### [PROVIDED MATERIAL]
** Begin **
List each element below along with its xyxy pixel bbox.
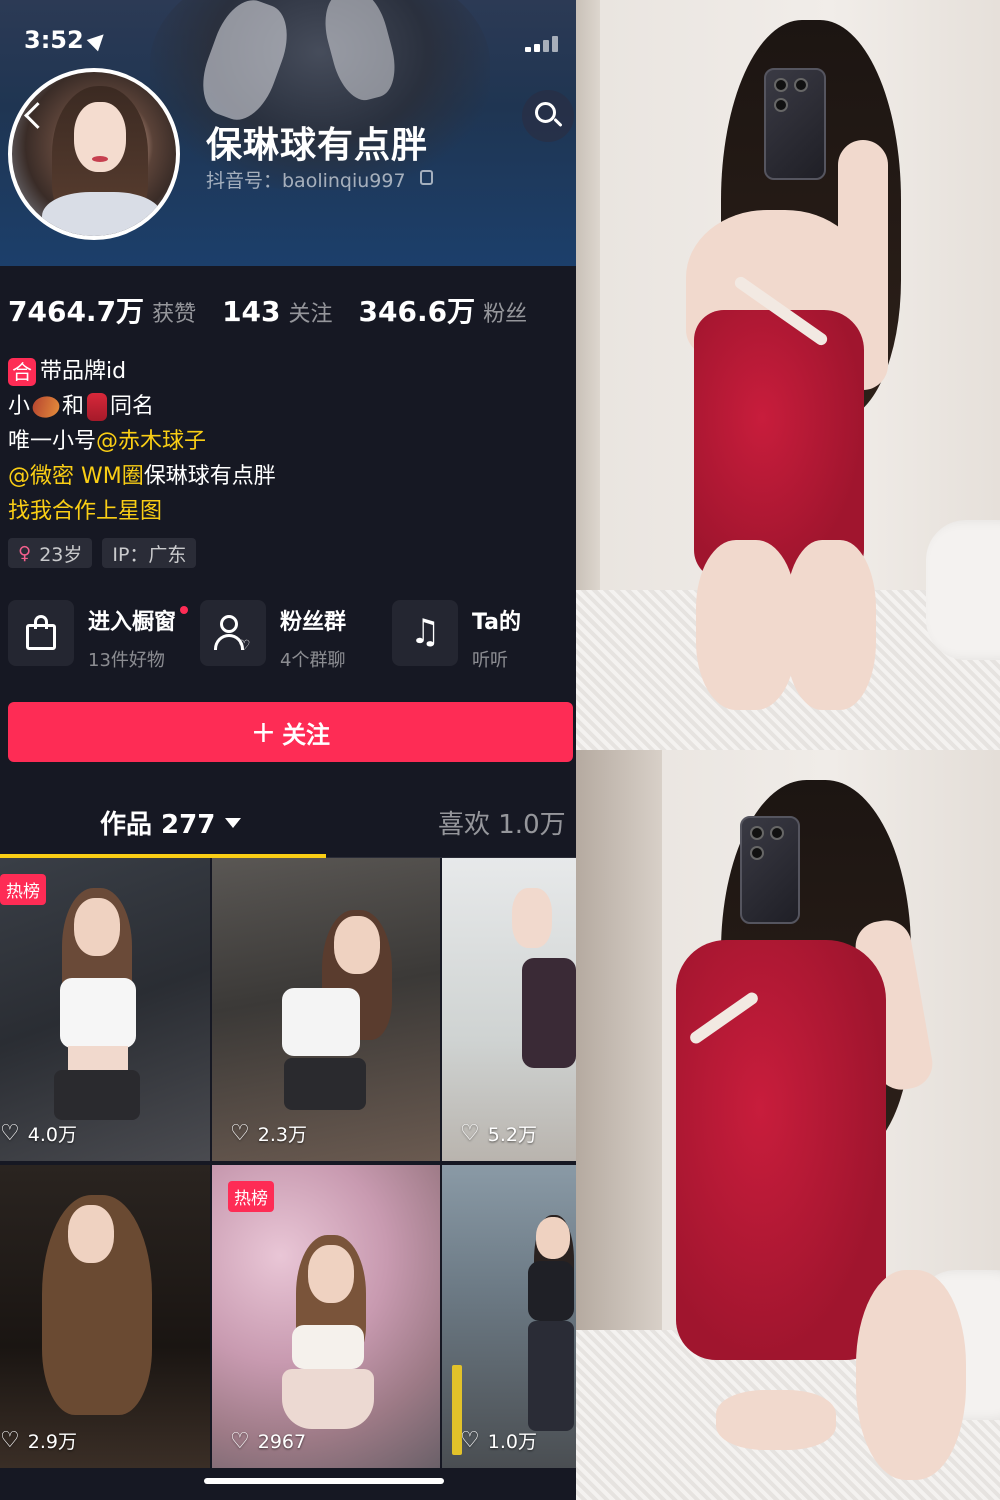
video-thumbnail[interactable]: 热榜 ♡ 4.0万 — [0, 858, 210, 1161]
video-thumbnail[interactable]: ♡ 2.3万 — [212, 858, 440, 1161]
follow-button[interactable]: + 关注 — [8, 702, 573, 762]
video-likes: ♡ 5.2万 — [460, 1121, 537, 1146]
video-thumbnail[interactable]: ♡ 5.2万 — [442, 858, 576, 1161]
photo-bottom — [576, 750, 1000, 1500]
heart-icon: ♡ — [230, 1429, 250, 1454]
video-thumbnail[interactable]: ♡ 2.9万 — [0, 1165, 210, 1468]
shopping-bag-icon — [8, 600, 74, 666]
entry-fan-group[interactable]: ♡ 粉丝群 4个群聊 — [200, 600, 392, 672]
nickname: 保琳球有点胖 — [206, 125, 429, 166]
stat-likes: 7464.7万 获赞 — [8, 295, 197, 328]
back-icon[interactable] — [18, 98, 52, 136]
video-likes: ♡ 4.0万 — [0, 1121, 77, 1146]
video-thumbnail[interactable]: 热榜 ♡ 2967 — [212, 1165, 440, 1468]
content-tabs: 作品 277 喜欢 1.0万 — [0, 796, 576, 858]
stat-following[interactable]: 143 关注 — [222, 295, 332, 328]
caret-down-icon — [225, 817, 242, 828]
age-tag: ♀ 23岁 — [8, 538, 93, 568]
phone-in-photo — [740, 816, 800, 924]
heart-icon: ♡ — [460, 1428, 480, 1453]
wm-circle-link[interactable]: @微密 WM圈 — [8, 459, 144, 494]
fan-group-icon: ♡ — [200, 600, 266, 666]
female-icon: ♀ — [18, 542, 32, 564]
music-note-icon: ♫ — [392, 600, 458, 666]
profile-stats: 7464.7万 获赞 143 关注 346.6万 粉丝 — [8, 290, 553, 330]
video-likes: ♡ 2.3万 — [230, 1121, 307, 1146]
profile-screen: 3:52 保琳球有点胖 抖音号：baolinqiu997 7464.7万 获赞 — [0, 0, 576, 1500]
heart-icon: ♡ — [0, 1428, 20, 1453]
scarf-emoji-icon — [87, 392, 108, 421]
tab-works[interactable]: 作品 277 — [100, 804, 242, 841]
location-arrow-icon — [86, 28, 110, 52]
sweet-potato-emoji-icon — [29, 390, 63, 423]
entry-showcase[interactable]: 进入橱窗 13件好物 — [8, 600, 200, 672]
phone-in-photo — [764, 68, 826, 180]
avatar[interactable] — [8, 68, 180, 240]
xingtu-link[interactable]: 找我合作上星图 — [8, 494, 162, 529]
home-indicator[interactable] — [204, 1478, 444, 1484]
video-likes: ♡ 2.9万 — [0, 1428, 77, 1453]
search-button[interactable] — [522, 90, 574, 142]
status-time: 3:52 — [24, 26, 84, 54]
hot-badge: 热榜 — [0, 874, 46, 905]
ip-tag: IP：广东 — [102, 538, 197, 568]
profile-header: 3:52 保琳球有点胖 抖音号：baolinqiu997 — [0, 0, 576, 266]
brand-badge-icon: 合 — [8, 357, 36, 386]
heart-icon: ♡ — [230, 1121, 250, 1146]
copy-icon[interactable] — [420, 170, 433, 185]
video-thumbnail[interactable]: ♡ 1.0万 — [442, 1165, 576, 1468]
bio: 合 带品牌id 小 和 同名 唯一小号 @赤木球子 @微密 WM圈 保琳球有点胖… — [8, 354, 276, 529]
signal-icon — [525, 36, 561, 52]
entry-music[interactable]: ♫ Ta的 听听 — [392, 600, 576, 672]
notification-dot — [180, 606, 189, 614]
profile-tags: ♀ 23岁 IP：广东 — [8, 538, 206, 568]
alt-account-link[interactable]: @赤木球子 — [96, 424, 206, 459]
profile-entries: 进入橱窗 13件好物 ♡ 粉丝群 4个群聊 ♫ Ta的 听听 — [8, 600, 576, 672]
hot-badge: 热榜 — [228, 1181, 274, 1212]
video-likes: ♡ 2967 — [230, 1429, 307, 1454]
tab-likes[interactable]: 喜欢 1.0万 — [438, 804, 566, 841]
plus-icon: + — [250, 714, 277, 750]
photo-top — [576, 0, 1000, 750]
video-likes: ♡ 1.0万 — [460, 1428, 537, 1453]
stat-followers[interactable]: 346.6万 粉丝 — [359, 290, 528, 330]
heart-icon: ♡ — [0, 1121, 20, 1146]
heart-icon: ♡ — [460, 1121, 480, 1146]
douyin-id: 抖音号：baolinqiu997 — [206, 170, 406, 192]
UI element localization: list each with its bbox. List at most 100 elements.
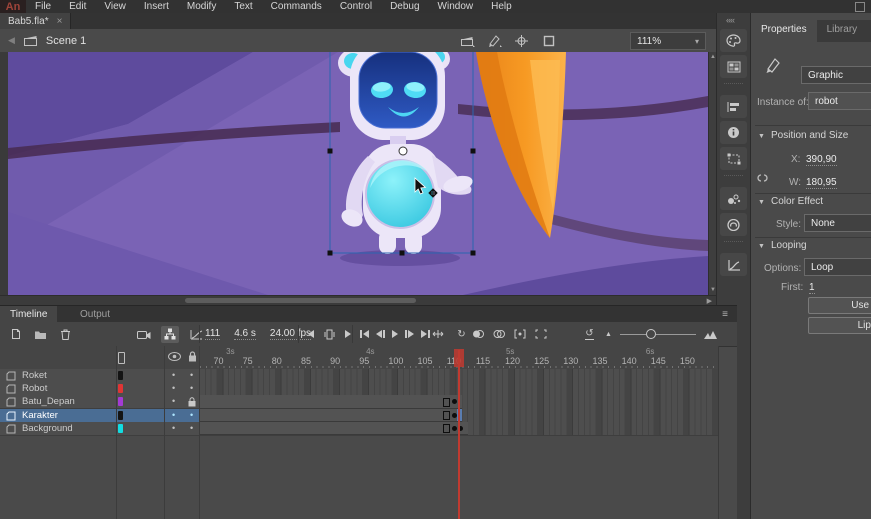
tab-output[interactable]: Output bbox=[70, 306, 120, 322]
x-value[interactable]: 390,90 bbox=[806, 154, 837, 166]
tab-properties[interactable]: Properties bbox=[751, 20, 817, 42]
color-palette-icon[interactable] bbox=[720, 29, 747, 52]
tab-timeline[interactable]: Timeline bbox=[0, 306, 57, 322]
use-frame-picker-button[interactable]: Use Fra bbox=[808, 297, 871, 314]
layer-visibility-dot[interactable]: • bbox=[172, 383, 175, 393]
step-back-icon[interactable] bbox=[376, 330, 385, 338]
panel-menu-icon[interactable]: ≡ bbox=[722, 309, 728, 320]
menu-item-text[interactable]: Text bbox=[225, 1, 261, 12]
scrollbar-thumb[interactable] bbox=[185, 298, 416, 303]
menu-item-modify[interactable]: Modify bbox=[178, 1, 225, 12]
section-collapse-icon[interactable]: ▼ bbox=[758, 243, 765, 250]
layer-lock-dot[interactable]: • bbox=[190, 370, 193, 380]
tab-library[interactable]: Library bbox=[817, 20, 868, 42]
outline-color-column-icon[interactable] bbox=[118, 352, 125, 364]
layer-lock-icon[interactable] bbox=[188, 397, 196, 407]
layer-row-robot[interactable]: Robot•• bbox=[0, 382, 200, 396]
layer-outline-color[interactable] bbox=[118, 397, 123, 406]
collapse-panels-icon[interactable]: «« bbox=[726, 15, 734, 25]
menu-item-insert[interactable]: Insert bbox=[135, 1, 178, 12]
clip-content-icon[interactable] bbox=[541, 34, 556, 47]
onion-skin-icon[interactable] bbox=[470, 327, 485, 341]
motion-graph-icon[interactable] bbox=[720, 253, 747, 276]
document-tab[interactable]: Bab5.fla* × bbox=[0, 13, 71, 29]
stage-canvas[interactable] bbox=[8, 52, 708, 295]
lip-syncing-button[interactable]: Lip S bbox=[808, 317, 871, 334]
transform-icon[interactable] bbox=[720, 147, 747, 170]
edit-scene-icon[interactable] bbox=[460, 34, 475, 47]
color-style-dropdown[interactable]: None bbox=[804, 214, 871, 232]
center-frame-icon[interactable] bbox=[430, 327, 445, 341]
new-folder-icon[interactable] bbox=[33, 327, 48, 341]
center-stage-icon[interactable] bbox=[514, 34, 529, 47]
menu-item-window[interactable]: Window bbox=[429, 1, 483, 12]
layer-visibility-dot[interactable]: • bbox=[172, 370, 175, 380]
loop-icon[interactable]: ↻ bbox=[454, 327, 469, 341]
menu-item-debug[interactable]: Debug bbox=[381, 1, 428, 12]
tab-close-icon[interactable]: × bbox=[57, 16, 63, 27]
back-arrow-icon[interactable]: ◀ bbox=[0, 35, 23, 46]
keyframe-dot[interactable] bbox=[452, 426, 457, 431]
step-forward-one-icon[interactable] bbox=[345, 330, 351, 338]
link-width-height-icon[interactable] bbox=[756, 173, 769, 183]
frame-span[interactable] bbox=[200, 395, 462, 408]
onion-skin-outlines-icon[interactable] bbox=[491, 327, 506, 341]
layer-lock-dot[interactable]: • bbox=[190, 423, 193, 433]
creative-cloud-icon[interactable] bbox=[720, 213, 747, 236]
edit-symbols-icon[interactable] bbox=[487, 34, 502, 47]
scroll-right-icon[interactable]: ▶ bbox=[707, 297, 712, 305]
section-collapse-icon[interactable]: ▼ bbox=[758, 133, 765, 140]
menu-item-file[interactable]: File bbox=[26, 1, 60, 12]
modify-markers-icon[interactable] bbox=[533, 327, 548, 341]
show-parenting-view-icon[interactable] bbox=[161, 326, 179, 343]
loop-frame-range-icon[interactable] bbox=[322, 327, 337, 341]
menu-item-help[interactable]: Help bbox=[482, 1, 521, 12]
menu-item-commands[interactable]: Commands bbox=[262, 1, 331, 12]
shrink-frames-icon[interactable]: ▲ bbox=[605, 331, 612, 338]
layer-outline-color[interactable] bbox=[118, 384, 123, 393]
first-frame-value[interactable]: 1 bbox=[809, 282, 815, 294]
window-maximize-icon[interactable] bbox=[855, 2, 865, 12]
elapsed-time-field[interactable]: 4.6 s bbox=[234, 328, 256, 340]
layer-visibility-dot[interactable]: • bbox=[172, 410, 175, 420]
layer-outline-color[interactable] bbox=[118, 411, 123, 420]
layer-visibility-dot[interactable]: • bbox=[172, 396, 175, 406]
play-icon[interactable] bbox=[392, 330, 398, 338]
reset-timeline-zoom-icon[interactable]: ↺ bbox=[582, 327, 597, 341]
frame-span[interactable] bbox=[200, 422, 468, 435]
layer-outline-color[interactable] bbox=[118, 424, 123, 433]
symbol-type-dropdown[interactable]: Graphic bbox=[801, 66, 871, 84]
lock-column-icon[interactable] bbox=[188, 351, 197, 362]
edit-multiple-frames-icon[interactable] bbox=[512, 327, 527, 341]
layer-row-background[interactable]: Background•• bbox=[0, 422, 200, 436]
swatches-icon[interactable] bbox=[720, 55, 747, 78]
keyframe-dot[interactable] bbox=[452, 413, 457, 418]
layer-row-roket[interactable]: Roket•• bbox=[0, 369, 200, 383]
instance-name-field[interactable]: robot bbox=[808, 92, 871, 110]
align-icon[interactable] bbox=[720, 95, 747, 118]
enlarge-frames-icon[interactable] bbox=[704, 330, 717, 339]
show-hide-column-icon[interactable] bbox=[168, 352, 181, 361]
step-forward-icon[interactable] bbox=[405, 330, 414, 338]
camera-icon[interactable] bbox=[136, 327, 151, 341]
section-collapse-icon[interactable]: ▼ bbox=[758, 199, 765, 206]
delete-layer-icon[interactable] bbox=[58, 327, 73, 341]
current-frame-field[interactable]: 111 bbox=[205, 328, 220, 340]
graph-editor-icon[interactable] bbox=[189, 327, 204, 341]
layer-outline-color[interactable] bbox=[118, 371, 123, 380]
zoom-level-dropdown[interactable]: 111% ▾ bbox=[630, 32, 706, 50]
timeline-zoom-slider[interactable] bbox=[620, 329, 696, 339]
particles-icon[interactable] bbox=[720, 187, 747, 210]
layer-visibility-dot[interactable]: • bbox=[172, 423, 175, 433]
go-to-first-frame-icon[interactable] bbox=[360, 330, 369, 338]
menu-item-view[interactable]: View bbox=[95, 1, 135, 12]
loop-options-dropdown[interactable]: Loop bbox=[804, 258, 871, 276]
menu-item-control[interactable]: Control bbox=[331, 1, 381, 12]
layer-lock-dot[interactable]: • bbox=[190, 410, 193, 420]
scene-breadcrumb[interactable]: Scene 1 bbox=[46, 35, 86, 47]
app-logo[interactable]: An bbox=[0, 0, 26, 13]
menu-item-edit[interactable]: Edit bbox=[60, 1, 95, 12]
frame-rate-field[interactable]: 24.00 fps bbox=[270, 328, 311, 340]
step-back-one-icon[interactable] bbox=[308, 330, 314, 338]
frame-span[interactable] bbox=[200, 409, 462, 422]
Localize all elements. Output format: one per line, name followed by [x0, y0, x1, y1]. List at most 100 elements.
** End **
### [EXERCISE PROMPT]
Reproduce everything from "video-thumbnail[interactable]: 热榜 ♡ 4.0万" down to "shopping-bag-icon — [8, 600, 74, 666]", switching "video-thumbnail" to "video-tile" and leaving all else unchanged. Give only those lines.

### [RESPONSE]
video-tile[interactable]: 热榜 ♡ 4.0万 — [0, 858, 210, 1161]
video-tile[interactable]: ♡ 2.3万 — [212, 858, 440, 1161]
follow-button[interactable]: + 关注 — [8, 702, 573, 762]
video-likes: ♡ 5.2万 — [460, 1121, 537, 1146]
video-tile[interactable]: ♡ 5.2万 — [442, 858, 576, 1161]
photo-bottom — [576, 750, 1000, 1500]
heart-icon: ♡ — [230, 1429, 250, 1454]
video-tile[interactable]: ♡ 2.9万 — [0, 1165, 210, 1468]
shopping-bag-icon — [8, 600, 74, 666]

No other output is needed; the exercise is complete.